**Exercise directions:** Check each line of the material below, and copy it if it holds the string "updates".

[Collected data entries]
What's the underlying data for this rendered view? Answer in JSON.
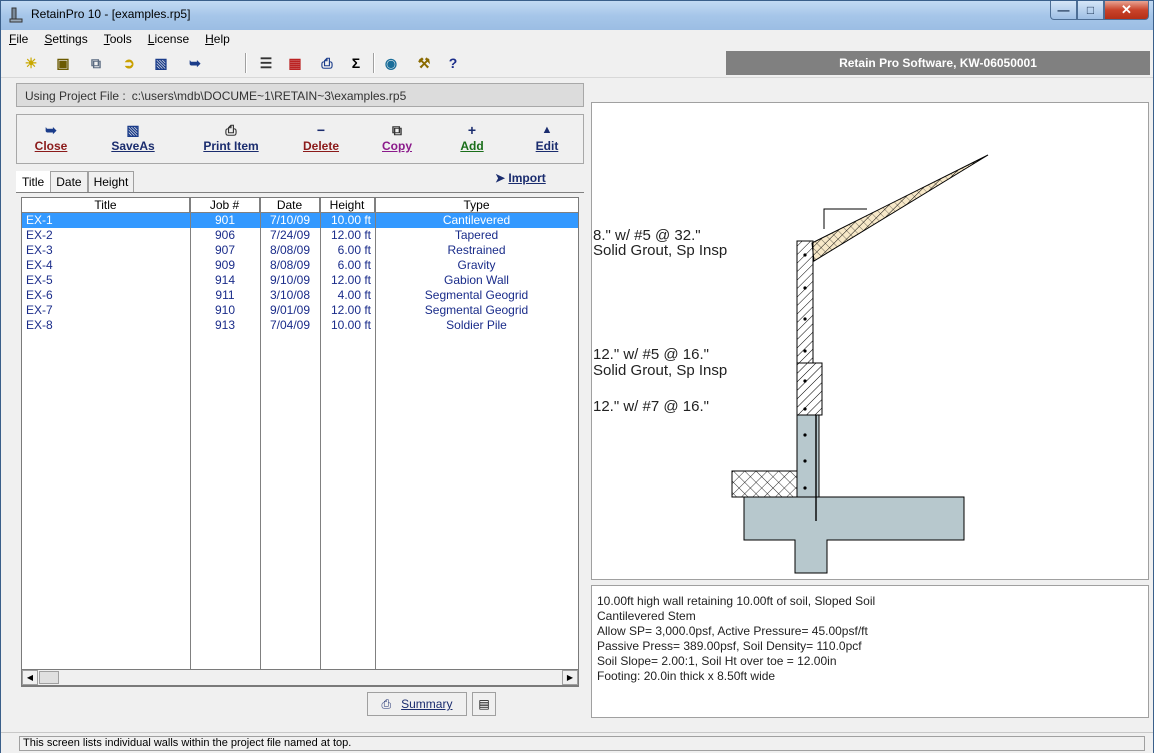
{
  "window": {
    "title": "RetainPro 10 - [examples.rp5]"
  },
  "menu": [
    {
      "key": "F",
      "rest": "ile"
    },
    {
      "key": "S",
      "rest": "ettings"
    },
    {
      "key": "T",
      "rest": "ools"
    },
    {
      "key": "L",
      "rest": "icense"
    },
    {
      "key": "H",
      "rest": "elp"
    }
  ],
  "brand": "Retain Pro Software, KW-06050001",
  "project_file": {
    "label": "Using Project File :",
    "value": "c:\\users\\mdb\\DOCUME~1\\RETAIN~3\\examples.rp5"
  },
  "actions": {
    "close": "Close",
    "saveas": "SaveAs",
    "print": "Print Item",
    "delete": "Delete",
    "copy": "Copy",
    "add": "Add",
    "edit": "Edit"
  },
  "action_colors": {
    "close": "#8b1a1a",
    "saveas": "#1a2c6e",
    "print": "#1a2c6e",
    "delete": "#8b1a1a",
    "copy": "#8b1a8b",
    "add": "#1a6e1a",
    "edit": "#1a2c6e"
  },
  "tabs": [
    "Title",
    "Date",
    "Height"
  ],
  "import_label": "Import",
  "table": {
    "headers": [
      "Title",
      "Job #",
      "Date",
      "Height",
      "Type"
    ],
    "rows": [
      [
        "EX-1",
        "901",
        "7/10/09",
        "10.00 ft",
        "Cantilevered"
      ],
      [
        "EX-2",
        "906",
        "7/24/09",
        "12.00 ft",
        "Tapered"
      ],
      [
        "EX-3",
        "907",
        "8/08/09",
        "6.00 ft",
        "Restrained"
      ],
      [
        "EX-4",
        "909",
        "8/08/09",
        "6.00 ft",
        "Gravity"
      ],
      [
        "EX-5",
        "914",
        "9/10/09",
        "12.00 ft",
        "Gabion Wall"
      ],
      [
        "EX-6",
        "911",
        "3/10/08",
        "4.00 ft",
        "Segmental Geogrid"
      ],
      [
        "EX-7",
        "910",
        "9/01/09",
        "12.00 ft",
        "Segmental Geogrid"
      ],
      [
        "EX-8",
        "913",
        "7/04/09",
        "10.00 ft",
        "Soldier Pile"
      ]
    ]
  },
  "summary_label": "Summary",
  "drawing": {
    "label1a": "8.\" w/ #5 @ 32.\"",
    "label1b": "Solid Grout, Sp Insp",
    "label2a": "12.\" w/ #5 @ 16.\"",
    "label2b": "Solid Grout, Sp Insp",
    "label3": "12.\" w/ #7 @ 16.\""
  },
  "info": [
    "10.00ft high wall retaining 10.00ft of soil, Sloped Soil",
    "Cantilevered Stem",
    "Allow SP= 3,000.0psf, Active Pressure= 45.00psf/ft",
    "Passive Press= 389.00psf, Soil Density= 110.0pcf",
    "Soil Slope= 2.00:1, Soil Ht over toe = 12.00in",
    "Footing: 20.0in thick x 8.50ft wide"
  ],
  "status": "This screen lists individual walls within the project file named at top."
}
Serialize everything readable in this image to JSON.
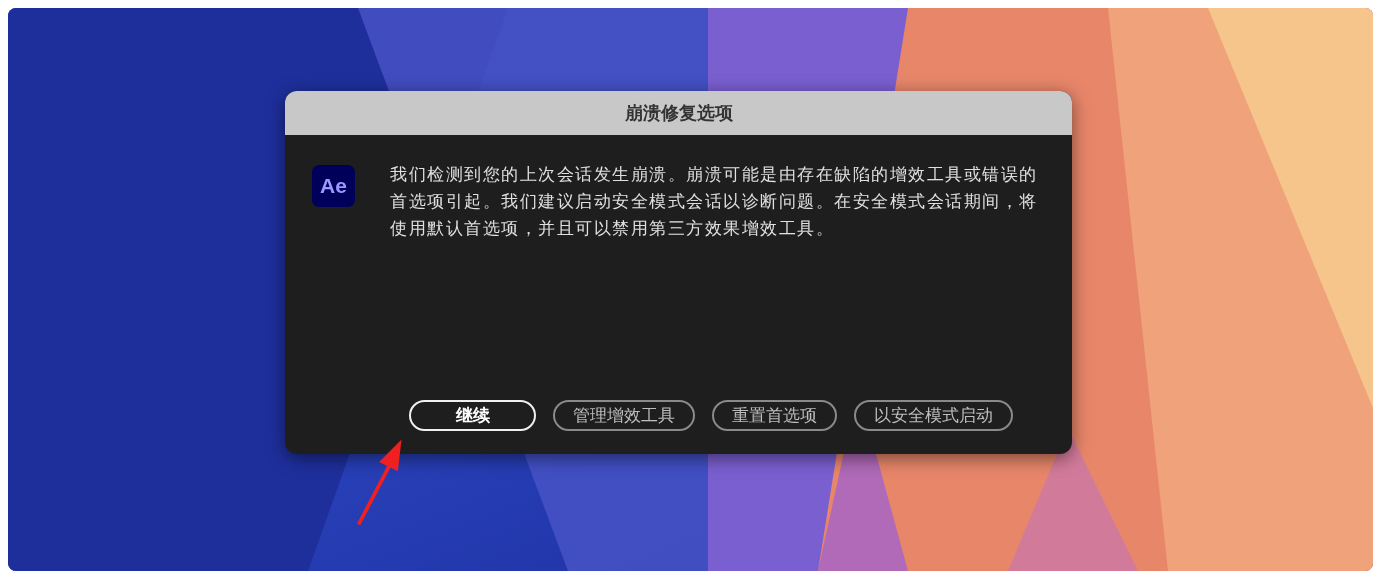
{
  "dialog": {
    "title": "崩溃修复选项",
    "app_icon": "Ae",
    "message": "我们检测到您的上次会话发生崩溃。崩溃可能是由存在缺陷的增效工具或错误的首选项引起。我们建议启动安全模式会话以诊断问题。在安全模式会话期间，将使用默认首选项，并且可以禁用第三方效果增效工具。",
    "buttons": [
      {
        "label": "继续",
        "selected": true
      },
      {
        "label": "管理增效工具",
        "selected": false
      },
      {
        "label": "重置首选项",
        "selected": false
      },
      {
        "label": "以安全模式启动",
        "selected": false
      }
    ]
  }
}
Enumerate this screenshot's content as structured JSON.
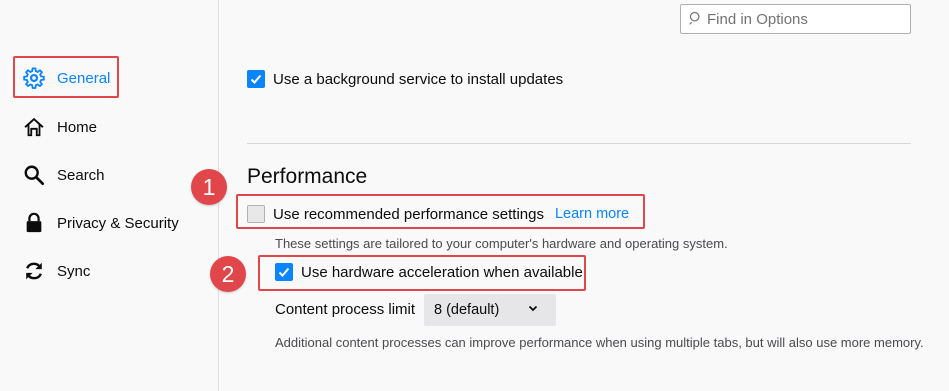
{
  "search": {
    "placeholder": "Find in Options"
  },
  "sidebar": {
    "items": [
      {
        "label": "General",
        "icon": "gear-icon",
        "selected": true
      },
      {
        "label": "Home",
        "icon": "home-icon",
        "selected": false
      },
      {
        "label": "Search",
        "icon": "search-icon",
        "selected": false
      },
      {
        "label": "Privacy & Security",
        "icon": "lock-icon",
        "selected": false
      },
      {
        "label": "Sync",
        "icon": "sync-icon",
        "selected": false
      }
    ]
  },
  "updates": {
    "background_service_label": "Use a background service to install updates",
    "background_service_checked": true
  },
  "performance": {
    "title": "Performance",
    "recommended_label": "Use recommended performance settings",
    "recommended_checked": false,
    "learn_more": "Learn more",
    "tailored_desc": "These settings are tailored to your computer's hardware and operating system.",
    "hardware_accel_label": "Use hardware acceleration when available",
    "hardware_accel_checked": true,
    "content_process_label": "Content process limit",
    "content_process_value": "8 (default)",
    "content_process_desc": "Additional content processes can improve performance when using multiple tabs, but will also use more memory."
  },
  "annotations": {
    "badge_1": "1",
    "badge_2": "2"
  },
  "colors": {
    "accent": "#0a84ff",
    "highlight": "#e0464a"
  }
}
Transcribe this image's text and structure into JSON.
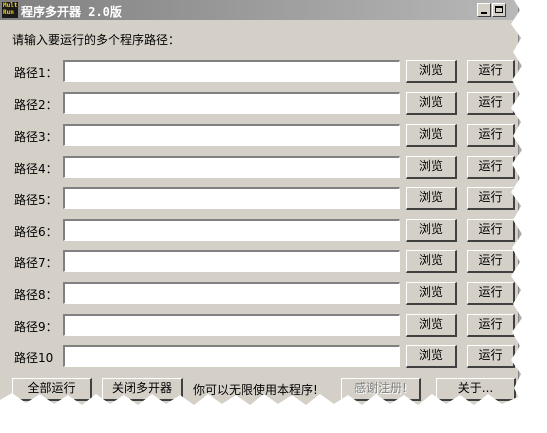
{
  "window": {
    "title": "程序多开器 2.0版",
    "icon_text_line1": "Multi",
    "icon_text_line2": "Run",
    "icon_name": "multirun-app-icon"
  },
  "prompt_label": "请输入要运行的多个程序路径：",
  "rows": [
    {
      "label": "路径1：",
      "value": "",
      "browse_label": "浏览",
      "run_label": "运行"
    },
    {
      "label": "路径2：",
      "value": "",
      "browse_label": "浏览",
      "run_label": "运行"
    },
    {
      "label": "路径3：",
      "value": "",
      "browse_label": "浏览",
      "run_label": "运行"
    },
    {
      "label": "路径4：",
      "value": "",
      "browse_label": "浏览",
      "run_label": "运行"
    },
    {
      "label": "路径5：",
      "value": "",
      "browse_label": "浏览",
      "run_label": "运行"
    },
    {
      "label": "路径6：",
      "value": "",
      "browse_label": "浏览",
      "run_label": "运行"
    },
    {
      "label": "路径7：",
      "value": "",
      "browse_label": "浏览",
      "run_label": "运行"
    },
    {
      "label": "路径8：",
      "value": "",
      "browse_label": "浏览",
      "run_label": "运行"
    },
    {
      "label": "路径9：",
      "value": "",
      "browse_label": "浏览",
      "run_label": "运行"
    },
    {
      "label": "路径10",
      "value": "",
      "browse_label": "浏览",
      "run_label": "运行"
    }
  ],
  "footer": {
    "run_all_label": "全部运行",
    "close_all_label": "关闭多开器",
    "unlimited_text": "你可以无限使用本程序!",
    "register_label": "感谢注册!",
    "about_label": "关于..."
  },
  "colors": {
    "window_bg": "#d4d0c8",
    "titlebar_inactive_start": "#808080",
    "titlebar_inactive_end": "#b8b8b8"
  }
}
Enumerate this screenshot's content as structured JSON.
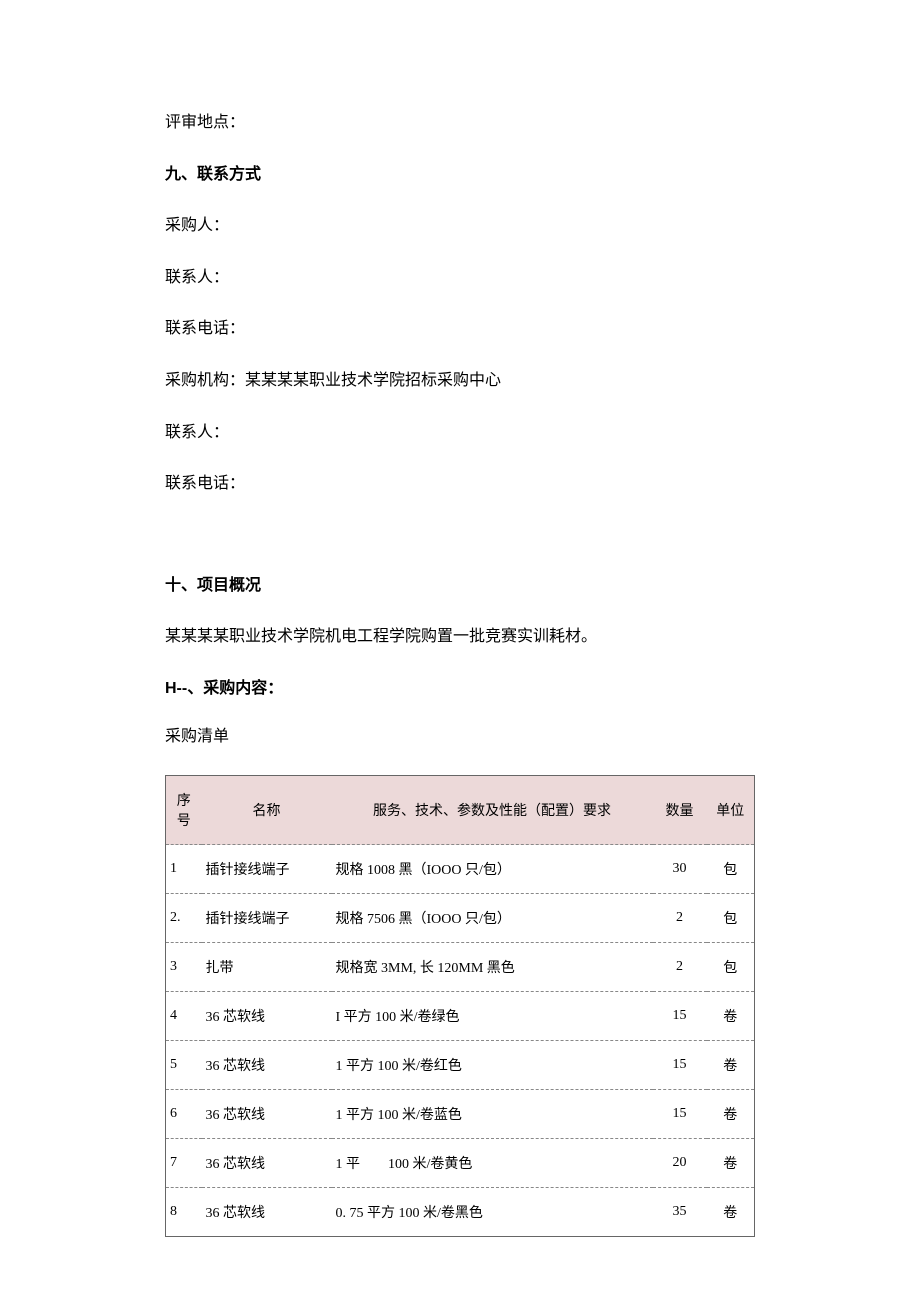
{
  "lines": {
    "review_location": "评审地点：",
    "h9": "九、联系方式",
    "buyer": "采购人：",
    "contact1": "联系人：",
    "phone1": "联系电话：",
    "agency": "采购机构：某某某某职业技术学院招标采购中心",
    "contact2": "联系人：",
    "phone2": "联系电话：",
    "h10": "十、项目概况",
    "overview": "某某某某职业技术学院机电工程学院购置一批竞赛实训耗材。",
    "h11": "H--、采购内容：",
    "list_title": "采购清单"
  },
  "table": {
    "headers": {
      "seq": "序号",
      "name": "名称",
      "spec": "服务、技术、参数及性能（配置）要求",
      "qty": "数量",
      "unit": "单位"
    },
    "rows": [
      {
        "seq": "1",
        "name": "插针接线端子",
        "spec": "规格 1008 黑（IOOO 只/包）",
        "qty": "30",
        "unit": "包"
      },
      {
        "seq": "2.",
        "name": "插针接线端子",
        "spec": "规格 7506 黑（IOOO 只/包）",
        "qty": "2",
        "unit": "包"
      },
      {
        "seq": "3",
        "name": "扎带",
        "spec": "规格宽 3MM, 长 120MM 黑色",
        "qty": "2",
        "unit": "包"
      },
      {
        "seq": "4",
        "name": "36 芯软线",
        "spec": "I 平方 100 米/卷绿色",
        "qty": "15",
        "unit": "卷"
      },
      {
        "seq": "5",
        "name": "36 芯软线",
        "spec": "1 平方 100 米/卷红色",
        "qty": "15",
        "unit": "卷"
      },
      {
        "seq": "6",
        "name": "36 芯软线",
        "spec": "1 平方 100 米/卷蓝色",
        "qty": "15",
        "unit": "卷"
      },
      {
        "seq": "7",
        "name": "36 芯软线",
        "spec": "1 平  100 米/卷黄色",
        "qty": "20",
        "unit": "卷"
      },
      {
        "seq": "8",
        "name": "36 芯软线",
        "spec": "0. 75 平方 100 米/卷黑色",
        "qty": "35",
        "unit": "卷"
      }
    ]
  }
}
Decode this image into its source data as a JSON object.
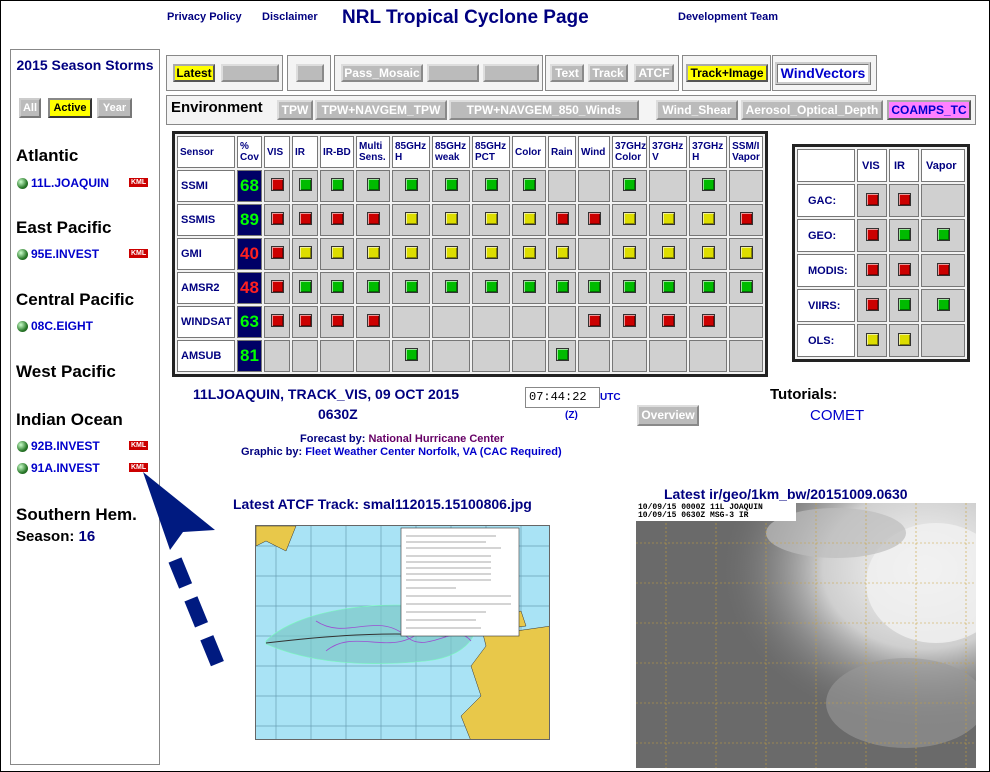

**Solution to this exercise:**
  "updates": {
    "background_service_label": "Use a background service to install updates",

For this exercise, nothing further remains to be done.